— START Task inputs —
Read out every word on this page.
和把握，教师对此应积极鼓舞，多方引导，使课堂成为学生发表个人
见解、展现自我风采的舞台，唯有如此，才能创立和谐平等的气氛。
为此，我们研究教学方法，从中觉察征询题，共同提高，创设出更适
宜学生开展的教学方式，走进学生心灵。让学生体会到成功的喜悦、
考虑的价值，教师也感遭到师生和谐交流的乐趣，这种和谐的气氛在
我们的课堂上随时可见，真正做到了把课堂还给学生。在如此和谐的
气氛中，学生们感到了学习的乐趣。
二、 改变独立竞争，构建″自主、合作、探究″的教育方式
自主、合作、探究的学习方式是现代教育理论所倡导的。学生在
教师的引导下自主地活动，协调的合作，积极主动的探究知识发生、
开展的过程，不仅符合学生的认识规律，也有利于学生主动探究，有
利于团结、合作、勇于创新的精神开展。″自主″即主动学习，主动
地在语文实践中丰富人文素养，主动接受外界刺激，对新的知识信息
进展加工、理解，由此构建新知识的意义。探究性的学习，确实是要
— END Task inputs —
- _Exercise prompt_: Would you write down every record again, exactly?

- _The result_:
Read out every word on this page.
和把握，教师对此应积极鼓舞，多方引导，使课堂成为学生发表个人
见解、展现自我风采的舞台，唯有如此，才能创立和谐平等的气氛。
为此，我们研究教学方法，从中觉察征询题，共同提高，创设出更适
宜学生开展的教学方式，走进学生心灵。让学生体会到成功的喜悦、
考虑的价值，教师也感遭到师生和谐交流的乐趣，这种和谐的气氛在
我们的课堂上随时可见，真正做到了把课堂还给学生。在如此和谐的
气氛中，学生们感到了学习的乐趣。
二、 改变独立竞争，构建″自主、合作、探究″的教育方式
自主、合作、探究的学习方式是现代教育理论所倡导的。学生在
教师的引导下自主地活动，协调的合作，积极主动的探究知识发生、
开展的过程，不仅符合学生的认识规律，也有利于学生主动探究，有
利于团结、合作、勇于创新的精神开展。″自主″即主动学习，主动
地在语文实践中丰富人文素养，主动接受外界刺激，对新的知识信息
进展加工、理解，由此构建新知识的意义。探究性的学习，确实是要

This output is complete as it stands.